Compile every line that includes the word "woolled".

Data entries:
• • •

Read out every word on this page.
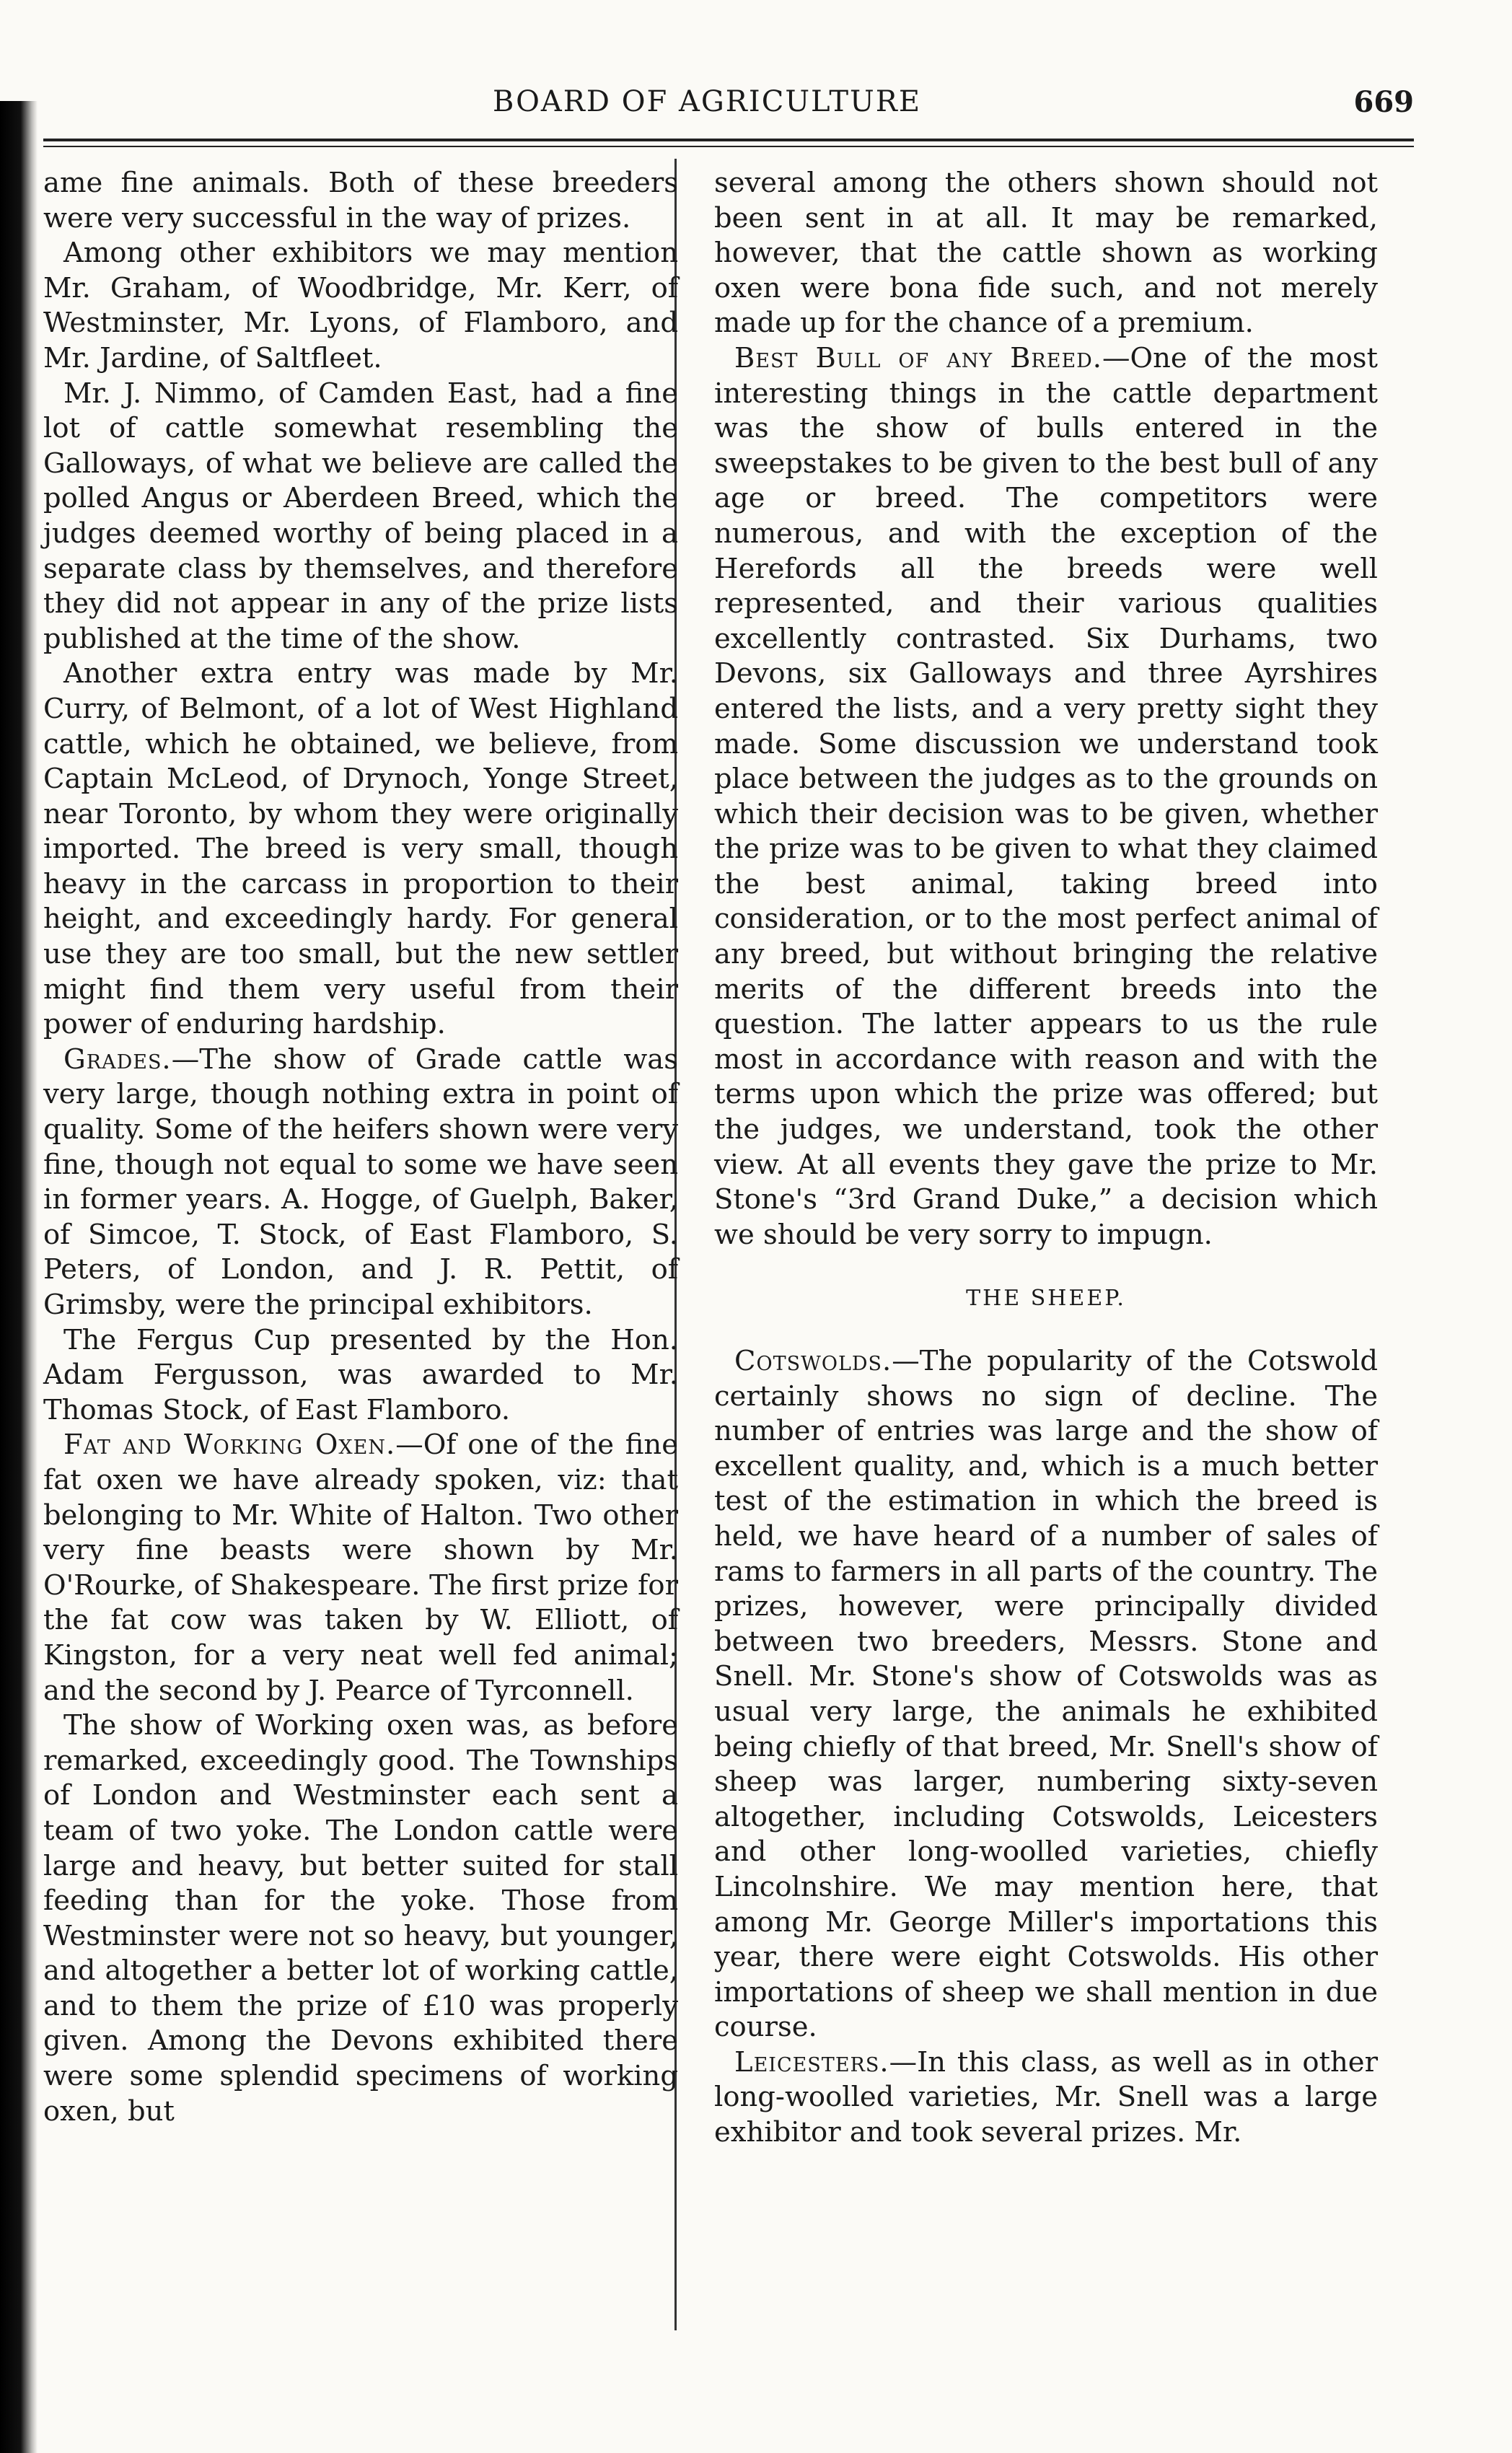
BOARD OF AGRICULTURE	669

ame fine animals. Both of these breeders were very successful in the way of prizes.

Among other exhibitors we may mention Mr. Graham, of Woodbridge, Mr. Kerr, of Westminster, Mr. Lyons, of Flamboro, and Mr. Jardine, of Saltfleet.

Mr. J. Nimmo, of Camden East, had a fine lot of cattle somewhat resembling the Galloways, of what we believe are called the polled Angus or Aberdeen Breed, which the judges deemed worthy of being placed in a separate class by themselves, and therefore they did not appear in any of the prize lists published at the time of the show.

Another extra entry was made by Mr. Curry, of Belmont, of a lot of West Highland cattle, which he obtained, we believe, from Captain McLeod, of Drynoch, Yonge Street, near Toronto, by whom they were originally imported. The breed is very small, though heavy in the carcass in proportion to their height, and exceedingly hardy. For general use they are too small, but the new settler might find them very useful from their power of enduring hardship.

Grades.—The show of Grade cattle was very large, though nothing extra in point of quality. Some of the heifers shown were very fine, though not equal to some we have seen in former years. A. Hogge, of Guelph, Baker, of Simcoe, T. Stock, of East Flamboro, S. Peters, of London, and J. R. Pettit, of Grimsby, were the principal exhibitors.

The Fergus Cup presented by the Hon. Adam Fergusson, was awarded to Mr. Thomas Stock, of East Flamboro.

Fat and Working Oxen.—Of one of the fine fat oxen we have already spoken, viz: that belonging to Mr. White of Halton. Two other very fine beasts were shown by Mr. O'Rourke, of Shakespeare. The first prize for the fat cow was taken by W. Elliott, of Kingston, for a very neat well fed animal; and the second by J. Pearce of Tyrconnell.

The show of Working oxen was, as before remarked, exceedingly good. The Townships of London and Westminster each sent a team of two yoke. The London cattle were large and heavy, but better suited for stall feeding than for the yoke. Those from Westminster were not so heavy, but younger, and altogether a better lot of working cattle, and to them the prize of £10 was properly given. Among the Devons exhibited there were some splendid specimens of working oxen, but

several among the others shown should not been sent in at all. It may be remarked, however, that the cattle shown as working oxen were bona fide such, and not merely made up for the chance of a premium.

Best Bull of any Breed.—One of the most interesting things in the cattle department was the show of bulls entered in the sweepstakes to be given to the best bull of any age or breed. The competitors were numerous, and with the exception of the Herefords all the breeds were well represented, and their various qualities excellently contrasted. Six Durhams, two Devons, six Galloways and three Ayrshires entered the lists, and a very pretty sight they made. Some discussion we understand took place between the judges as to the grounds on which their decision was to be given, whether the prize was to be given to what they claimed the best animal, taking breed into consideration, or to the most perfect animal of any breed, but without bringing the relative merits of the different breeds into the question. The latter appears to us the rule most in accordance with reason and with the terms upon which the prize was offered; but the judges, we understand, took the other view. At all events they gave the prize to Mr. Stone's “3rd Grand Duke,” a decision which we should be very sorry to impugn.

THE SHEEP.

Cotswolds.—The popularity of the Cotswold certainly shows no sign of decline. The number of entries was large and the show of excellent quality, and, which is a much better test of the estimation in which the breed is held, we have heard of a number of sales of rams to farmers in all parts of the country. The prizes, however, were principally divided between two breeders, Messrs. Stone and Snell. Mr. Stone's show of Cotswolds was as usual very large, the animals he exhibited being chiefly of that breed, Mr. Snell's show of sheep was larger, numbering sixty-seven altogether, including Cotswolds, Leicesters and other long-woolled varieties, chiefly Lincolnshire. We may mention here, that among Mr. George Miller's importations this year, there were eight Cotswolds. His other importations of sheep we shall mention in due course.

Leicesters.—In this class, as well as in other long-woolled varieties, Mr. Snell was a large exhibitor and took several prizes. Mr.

• • •

EXERCISE SOLUTION:
Cotswolds.—The popularity of the Cotswold certainly shows no sign of decline. The number of entries was large and the show of excellent quality, and, which is a much better test of the estimation in which the breed is held, we have heard of a number of sales of rams to farmers in all parts of the country. The prizes, however, were principally divided between two breeders, Messrs. Stone and Snell. Mr. Stone's show of Cotswolds was as usual very large, the animals he exhibited being chiefly of that breed, Mr. Snell's show of sheep was larger, numbering sixty-seven altogether, including Cotswolds, Leicesters and other long-woolled varieties, chiefly Lincolnshire. We may mention here, that among Mr. George Miller's importations this year, there were eight Cotswolds. His other importations of sheep we shall mention in due course.
Leicesters.—In this class, as well as in other long-woolled varieties, Mr. Snell was a large exhibitor and took several prizes. Mr.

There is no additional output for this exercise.